● **Task to carry out**: Set down the full listing exactly, character for character.

● **Records provided**:
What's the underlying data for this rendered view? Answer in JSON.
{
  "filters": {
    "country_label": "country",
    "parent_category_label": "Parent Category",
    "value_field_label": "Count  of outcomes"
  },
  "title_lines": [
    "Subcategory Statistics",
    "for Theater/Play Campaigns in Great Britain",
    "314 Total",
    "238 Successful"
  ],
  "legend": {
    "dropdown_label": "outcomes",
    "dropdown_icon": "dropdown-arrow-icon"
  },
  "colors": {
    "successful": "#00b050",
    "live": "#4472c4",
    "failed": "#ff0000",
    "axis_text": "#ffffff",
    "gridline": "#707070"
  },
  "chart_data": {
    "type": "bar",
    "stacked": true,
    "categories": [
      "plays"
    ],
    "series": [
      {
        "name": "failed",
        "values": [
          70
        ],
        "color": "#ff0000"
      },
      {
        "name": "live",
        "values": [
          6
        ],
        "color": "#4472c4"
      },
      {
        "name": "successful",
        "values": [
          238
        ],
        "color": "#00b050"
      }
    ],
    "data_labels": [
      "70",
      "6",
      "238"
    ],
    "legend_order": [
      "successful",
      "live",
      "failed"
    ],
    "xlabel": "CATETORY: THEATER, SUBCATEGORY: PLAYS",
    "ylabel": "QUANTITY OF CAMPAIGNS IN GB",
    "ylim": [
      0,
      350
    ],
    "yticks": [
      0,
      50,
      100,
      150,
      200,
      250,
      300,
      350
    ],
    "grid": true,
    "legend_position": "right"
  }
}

● **The answer**:
What's the underlying data for this rendered view? Answer in JSON.
{
  "filters": {
    "country_label": "country",
    "parent_category_label": "Parent Category",
    "value_field_label": "Count  of outcomes"
  },
  "title_lines": [
    "Subcategory Statistics",
    "for Theater/Play Campaigns in Great Britain",
    "314 Total",
    "238 Successful"
  ],
  "legend": {
    "dropdown_label": "outcomes",
    "dropdown_icon": "dropdown-arrow-icon"
  },
  "colors": {
    "successful": "#00b050",
    "live": "#4472c4",
    "failed": "#ff0000",
    "axis_text": "#ffffff",
    "gridline": "#707070"
  },
  "chart_data": {
    "type": "bar",
    "stacked": true,
    "categories": [
      "plays"
    ],
    "series": [
      {
        "name": "failed",
        "values": [
          70
        ],
        "color": "#ff0000"
      },
      {
        "name": "live",
        "values": [
          6
        ],
        "color": "#4472c4"
      },
      {
        "name": "successful",
        "values": [
          238
        ],
        "color": "#00b050"
      }
    ],
    "data_labels": [
      "70",
      "6",
      "238"
    ],
    "legend_order": [
      "successful",
      "live",
      "failed"
    ],
    "xlabel": "CATETORY: THEATER, SUBCATEGORY: PLAYS",
    "ylabel": "QUANTITY OF CAMPAIGNS IN GB",
    "ylim": [
      0,
      350
    ],
    "yticks": [
      0,
      50,
      100,
      150,
      200,
      250,
      300,
      350
    ],
    "grid": true,
    "legend_position": "right"
  }
}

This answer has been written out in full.